## WHAT THIS TASK INVOLVES
Return all lines where the word "house" can be found.

Data tied to figure images:
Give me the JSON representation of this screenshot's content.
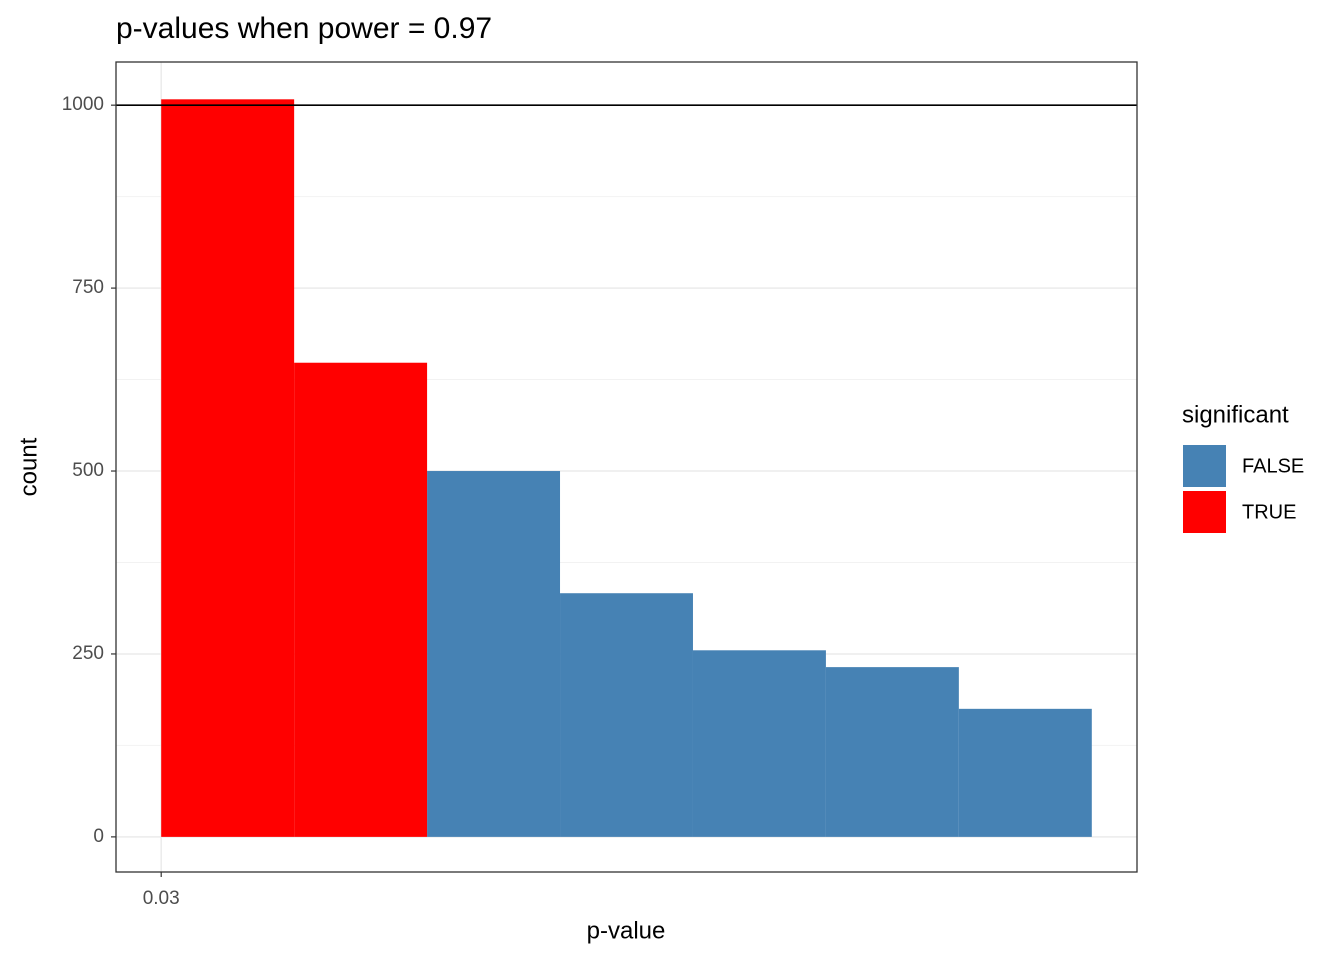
{
  "chart_data": {
    "type": "histogram",
    "title": "p-values when power = 0.97",
    "x_label": "p-value",
    "y_label": "count",
    "bins": [
      0.03,
      0.04,
      0.05,
      0.06,
      0.07,
      0.08,
      0.09,
      0.1
    ],
    "series": [
      {
        "name": "FALSE",
        "color": "#4682b4",
        "values": [
          0,
          0,
          500,
          333,
          255,
          232,
          175
        ]
      },
      {
        "name": "TRUE",
        "color": "#ff0000",
        "values": [
          1008,
          648,
          0,
          0,
          0,
          0,
          0
        ]
      }
    ],
    "legend_title": "significant",
    "legend": "right",
    "hline": 1000,
    "xlim": [
      0.0266,
      0.1034
    ],
    "xticks": [
      0.03
    ],
    "ylim": [
      -48,
      1059
    ],
    "yticks": [
      0,
      250,
      500,
      750,
      1000
    ],
    "y_minor_ticks": [
      125,
      375,
      625,
      875
    ],
    "grid": true
  }
}
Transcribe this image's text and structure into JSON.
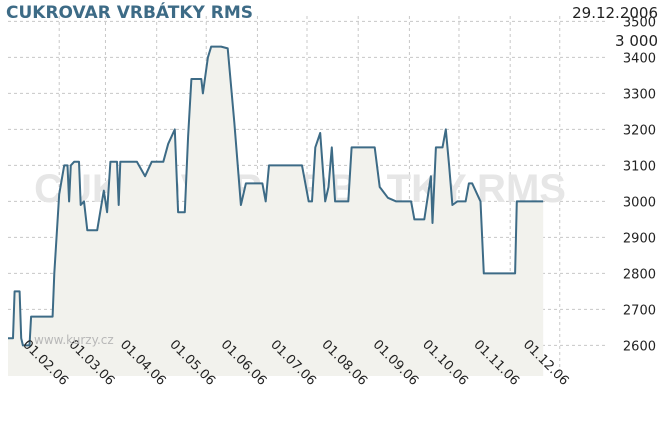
{
  "title": "CUKROVAR VRBÁTKY RMS",
  "date": "29.12.2006",
  "last_value": "3 000",
  "watermark": "CUKROVAR VRBÁTKY RMS",
  "credit": "www.kurzy.cz",
  "colors": {
    "line": "#3d6b86",
    "fill": "#f2f2ed",
    "grid": "#c8c8c8",
    "text": "#222222",
    "watermark": "#e6e6e6"
  },
  "chart_data": {
    "type": "area",
    "ylim": [
      2515,
      3515
    ],
    "yticks": [
      2600,
      2700,
      2800,
      2900,
      3000,
      3100,
      3200,
      3300,
      3400,
      3500
    ],
    "ytick_labels": [
      "2600",
      "2700",
      "2800",
      "2900",
      "3000",
      "3100",
      "3200",
      "3300",
      "3400",
      "3500"
    ],
    "xlim": [
      "2006-01-01",
      "2006-12-29"
    ],
    "xticks": [
      "2006-02-01",
      "2006-03-01",
      "2006-04-01",
      "2006-05-01",
      "2006-06-01",
      "2006-07-01",
      "2006-08-01",
      "2006-09-01",
      "2006-10-01",
      "2006-11-01",
      "2006-12-01"
    ],
    "xtick_labels": [
      "01.02.06",
      "01.03.06",
      "01.04.06",
      "01.05.06",
      "01.06.06",
      "01.07.06",
      "01.08.06",
      "01.09.06",
      "01.10.06",
      "01.11.06",
      "01.12.06"
    ],
    "grid": true,
    "series": [
      {
        "points": [
          [
            "2006-01-01",
            2620
          ],
          [
            "2006-01-04",
            2620
          ],
          [
            "2006-01-05",
            2750
          ],
          [
            "2006-01-08",
            2750
          ],
          [
            "2006-01-09",
            2620
          ],
          [
            "2006-01-10",
            2600
          ],
          [
            "2006-01-14",
            2600
          ],
          [
            "2006-01-15",
            2680
          ],
          [
            "2006-01-28",
            2680
          ],
          [
            "2006-01-29",
            2800
          ],
          [
            "2006-02-01",
            3020
          ],
          [
            "2006-02-04",
            3100
          ],
          [
            "2006-02-06",
            3100
          ],
          [
            "2006-02-07",
            3000
          ],
          [
            "2006-02-08",
            3100
          ],
          [
            "2006-02-10",
            3110
          ],
          [
            "2006-02-13",
            3110
          ],
          [
            "2006-02-14",
            2990
          ],
          [
            "2006-02-16",
            3000
          ],
          [
            "2006-02-18",
            2920
          ],
          [
            "2006-02-24",
            2920
          ],
          [
            "2006-02-28",
            3030
          ],
          [
            "2006-03-02",
            2970
          ],
          [
            "2006-03-04",
            3110
          ],
          [
            "2006-03-08",
            3110
          ],
          [
            "2006-03-09",
            2990
          ],
          [
            "2006-03-10",
            3110
          ],
          [
            "2006-03-20",
            3110
          ],
          [
            "2006-03-25",
            3070
          ],
          [
            "2006-03-29",
            3110
          ],
          [
            "2006-04-05",
            3110
          ],
          [
            "2006-04-08",
            3160
          ],
          [
            "2006-04-12",
            3200
          ],
          [
            "2006-04-14",
            2970
          ],
          [
            "2006-04-18",
            2970
          ],
          [
            "2006-04-20",
            3180
          ],
          [
            "2006-04-22",
            3340
          ],
          [
            "2006-04-28",
            3340
          ],
          [
            "2006-04-29",
            3300
          ],
          [
            "2006-05-02",
            3400
          ],
          [
            "2006-05-04",
            3430
          ],
          [
            "2006-05-10",
            3430
          ],
          [
            "2006-05-14",
            3425
          ],
          [
            "2006-05-18",
            3220
          ],
          [
            "2006-05-22",
            2990
          ],
          [
            "2006-05-25",
            3050
          ],
          [
            "2006-06-04",
            3050
          ],
          [
            "2006-06-06",
            3000
          ],
          [
            "2006-06-08",
            3100
          ],
          [
            "2006-06-28",
            3100
          ],
          [
            "2006-07-02",
            3000
          ],
          [
            "2006-07-04",
            3000
          ],
          [
            "2006-07-06",
            3150
          ],
          [
            "2006-07-09",
            3190
          ],
          [
            "2006-07-12",
            3000
          ],
          [
            "2006-07-14",
            3040
          ],
          [
            "2006-07-16",
            3150
          ],
          [
            "2006-07-18",
            3000
          ],
          [
            "2006-07-26",
            3000
          ],
          [
            "2006-07-28",
            3150
          ],
          [
            "2006-08-06",
            3150
          ],
          [
            "2006-08-11",
            3150
          ],
          [
            "2006-08-14",
            3040
          ],
          [
            "2006-08-19",
            3010
          ],
          [
            "2006-08-24",
            3000
          ],
          [
            "2006-09-02",
            3000
          ],
          [
            "2006-09-04",
            2950
          ],
          [
            "2006-09-10",
            2950
          ],
          [
            "2006-09-12",
            3010
          ],
          [
            "2006-09-14",
            3070
          ],
          [
            "2006-09-15",
            2940
          ],
          [
            "2006-09-17",
            3150
          ],
          [
            "2006-09-21",
            3150
          ],
          [
            "2006-09-23",
            3200
          ],
          [
            "2006-09-25",
            3100
          ],
          [
            "2006-09-27",
            2990
          ],
          [
            "2006-09-30",
            3000
          ],
          [
            "2006-10-05",
            3000
          ],
          [
            "2006-10-07",
            3050
          ],
          [
            "2006-10-09",
            3050
          ],
          [
            "2006-10-14",
            3000
          ],
          [
            "2006-10-16",
            2800
          ],
          [
            "2006-11-04",
            2800
          ],
          [
            "2006-11-05",
            3000
          ],
          [
            "2006-11-21",
            3000
          ]
        ]
      }
    ]
  }
}
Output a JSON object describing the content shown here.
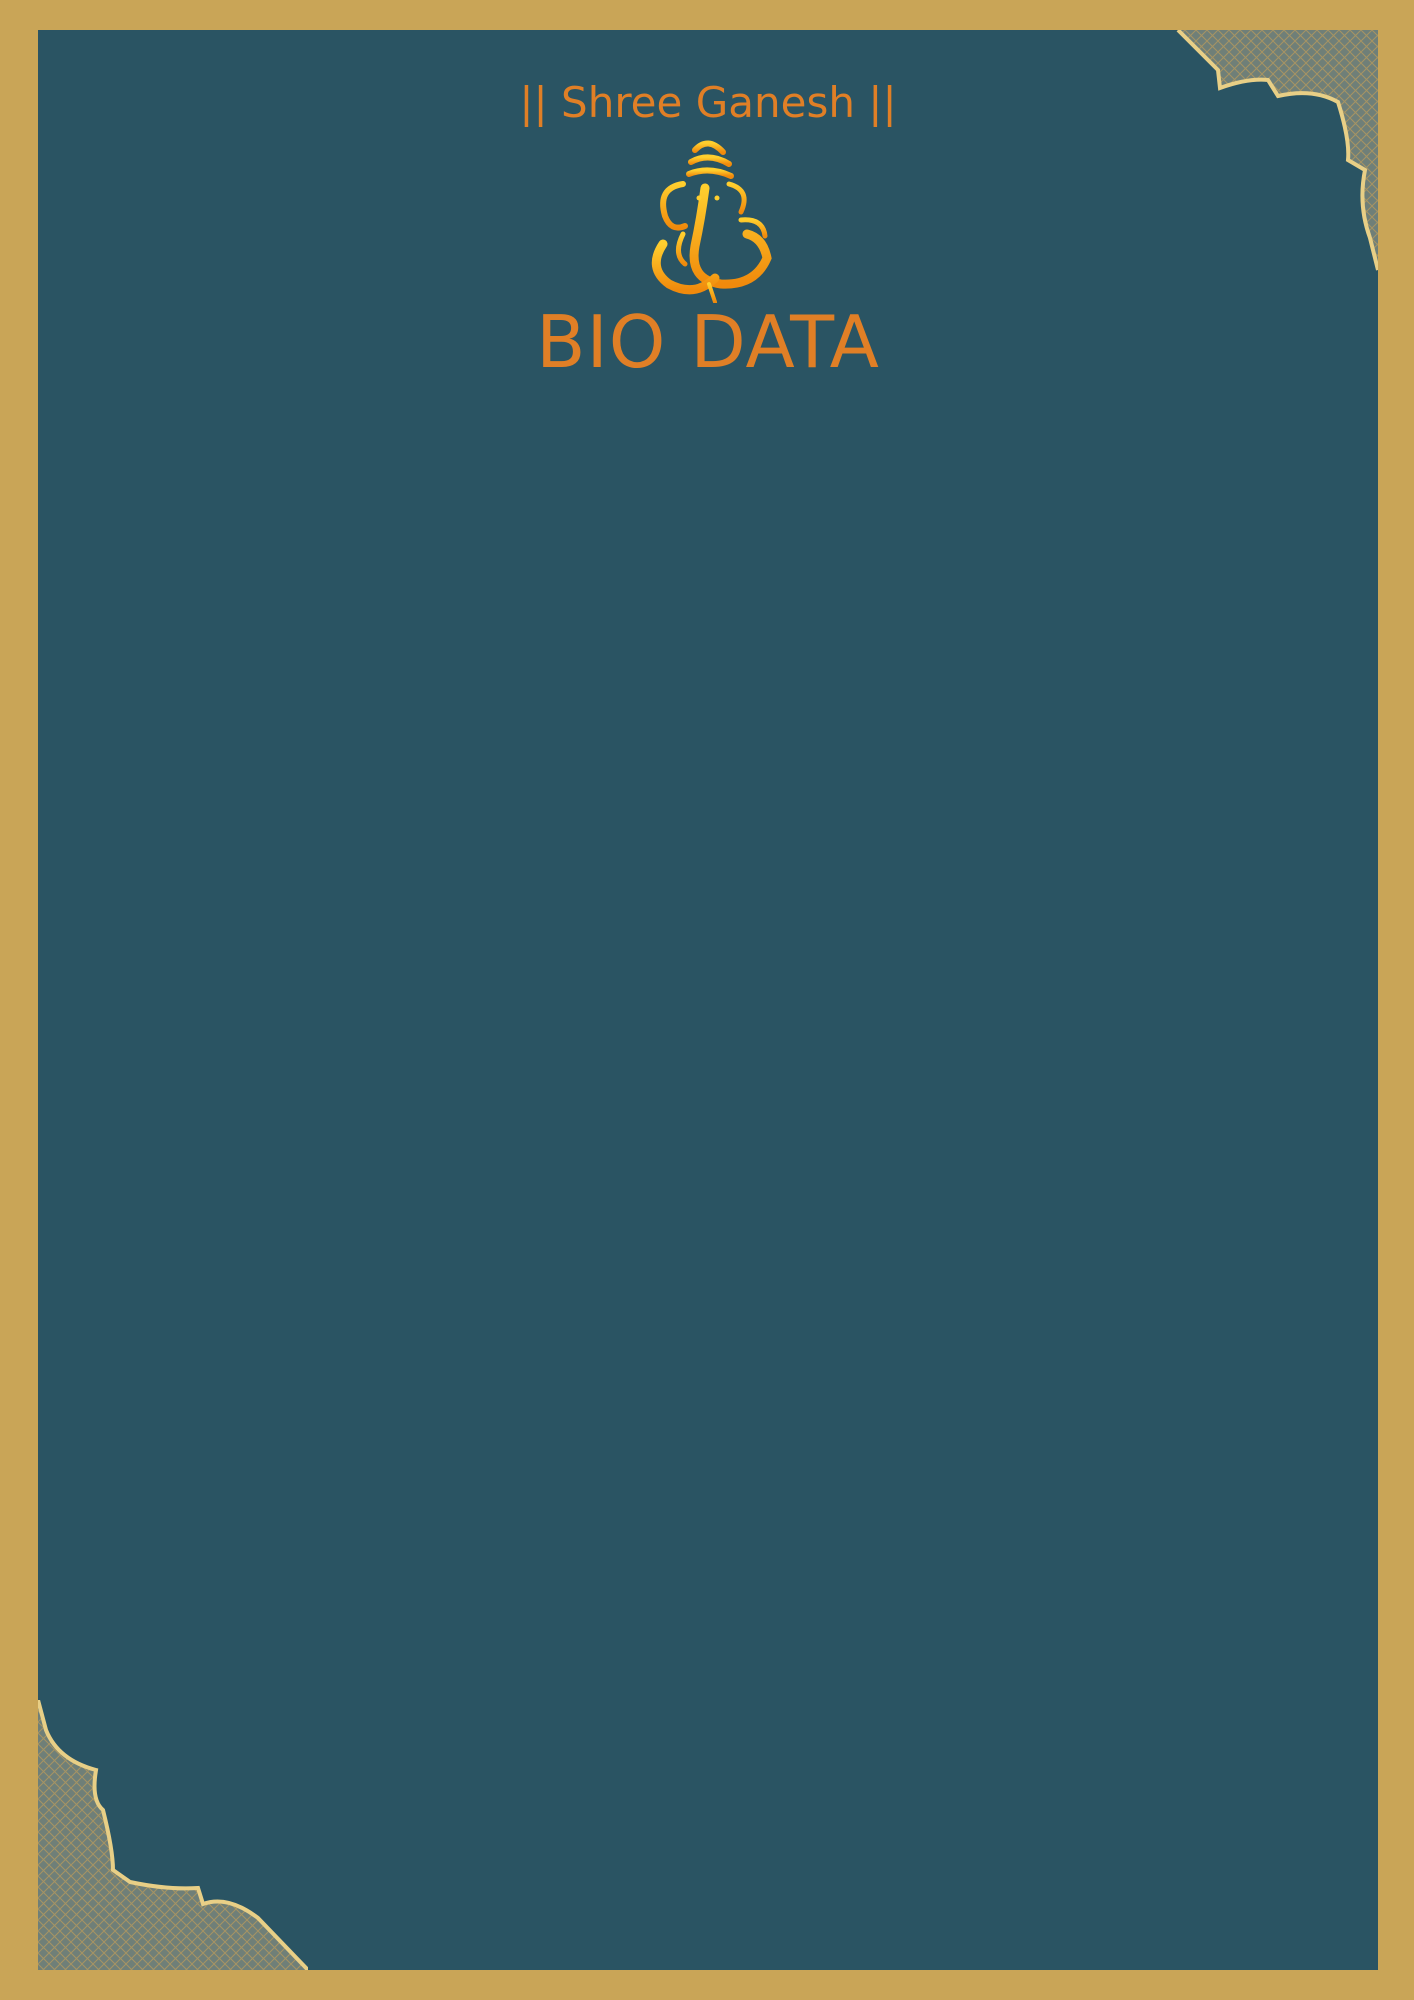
{
  "document": {
    "subtitle": "|| Shree Ganesh ||",
    "title": "BIO DATA",
    "emblem_icon": "ganesha-icon",
    "corner_ornament_icon": "lattice-corner-ornament-icon"
  },
  "colors": {
    "border": "#c9a557",
    "panel": "#2a5463",
    "text_accent": "#e07f26",
    "ornament_gold": "#e8cf86"
  }
}
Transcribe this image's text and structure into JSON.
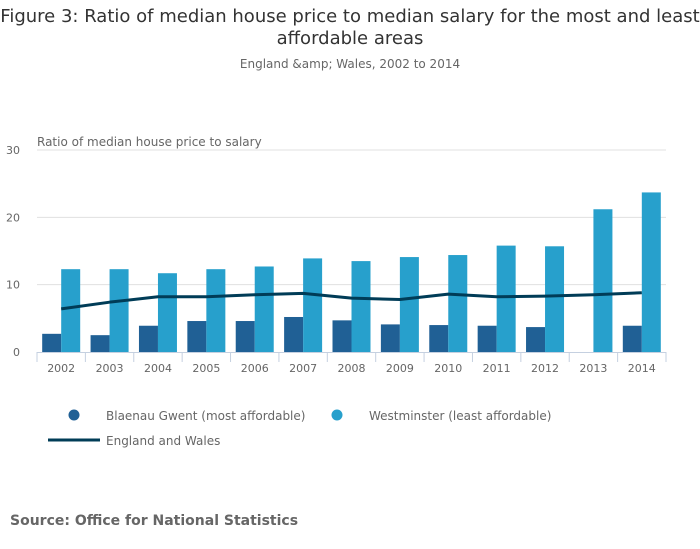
{
  "title": "Figure 3: Ratio of median house price to median salary for the most and least affordable areas",
  "subtitle": "England &amp; Wales, 2002 to 2014",
  "source": "Source: Office for National Statistics",
  "chart_data": {
    "type": "bar",
    "ylabel": "Ratio of median house price to salary",
    "ylim": [
      0,
      30
    ],
    "yticks": [
      0,
      10,
      20,
      30
    ],
    "grid": true,
    "legend_position": "bottom",
    "categories": [
      "2002",
      "2003",
      "2004",
      "2005",
      "2006",
      "2007",
      "2008",
      "2009",
      "2010",
      "2011",
      "2012",
      "2013",
      "2014"
    ],
    "series": [
      {
        "name": "Blaenau Gwent (most affordable)",
        "type": "bar",
        "color": "#206095",
        "values": [
          2.7,
          2.5,
          3.9,
          4.6,
          4.6,
          5.2,
          4.7,
          4.1,
          4.0,
          3.9,
          3.7,
          null,
          3.9
        ]
      },
      {
        "name": "Westminster (least affordable)",
        "type": "bar",
        "color": "#27a0cc",
        "values": [
          12.3,
          12.3,
          11.7,
          12.3,
          12.7,
          13.9,
          13.5,
          14.1,
          14.4,
          15.8,
          15.7,
          21.2,
          23.7
        ]
      },
      {
        "name": "England and Wales",
        "type": "line",
        "color": "#003c57",
        "values": [
          6.4,
          7.4,
          8.2,
          8.2,
          8.5,
          8.7,
          8.0,
          7.8,
          8.6,
          8.2,
          8.3,
          8.5,
          8.8
        ]
      }
    ]
  }
}
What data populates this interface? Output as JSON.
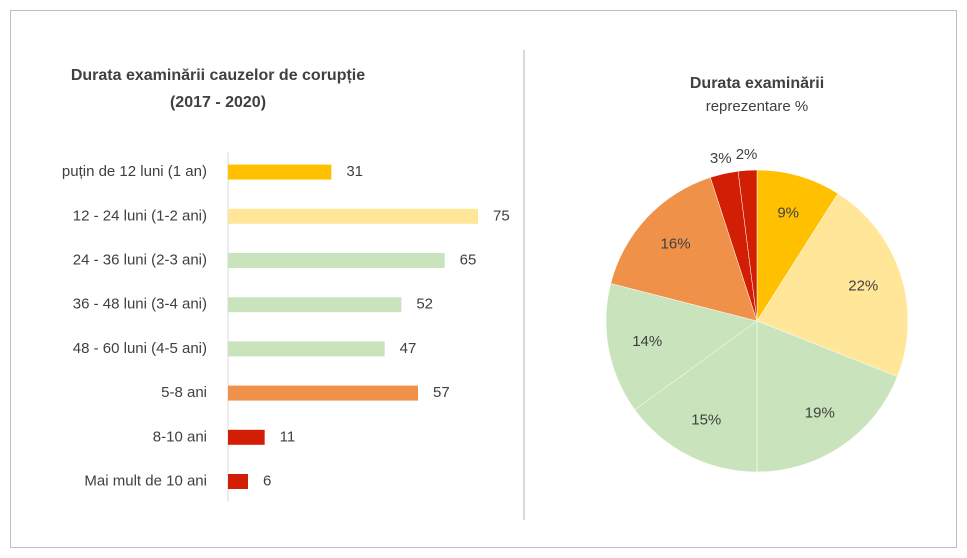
{
  "chart_data": [
    {
      "type": "barh",
      "title": "Durata examinării cauzelor de corupție",
      "subtitle": "(2017 - 2020)",
      "categories": [
        "puțin de 12 luni (1 an)",
        "12 - 24 luni (1-2 ani)",
        "24 - 36 luni (2-3 ani)",
        "36 - 48 luni (3-4 ani)",
        "48 - 60 luni  (4-5 ani)",
        "5-8 ani",
        "8-10 ani",
        "Mai mult de 10  ani"
      ],
      "values": [
        31,
        75,
        65,
        52,
        47,
        57,
        11,
        6
      ],
      "colors": [
        "#ffc000",
        "#ffe699",
        "#c9e4bc",
        "#c9e4bc",
        "#c9e4bc",
        "#f0914a",
        "#d21e04",
        "#d21e04"
      ],
      "xlim": [
        0,
        75
      ]
    },
    {
      "type": "pie",
      "title": "Durata examinării",
      "subtitle": "reprezentare %",
      "values": [
        9,
        22,
        19,
        15,
        14,
        16,
        3,
        2
      ],
      "value_labels": [
        "9%",
        "22%",
        "19%",
        "15%",
        "14%",
        "16%",
        "3%",
        "2%"
      ],
      "colors": [
        "#ffc000",
        "#ffe699",
        "#c9e4bc",
        "#c9e4bc",
        "#c9e4bc",
        "#f0914a",
        "#d21e04",
        "#d21e04"
      ]
    }
  ]
}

## TASK RESPONSE
  "title": "Figure 3: Ratio of median house price to median salary for the most and least affordable areas",
    "ylabel": "Ratio of median house price to salary",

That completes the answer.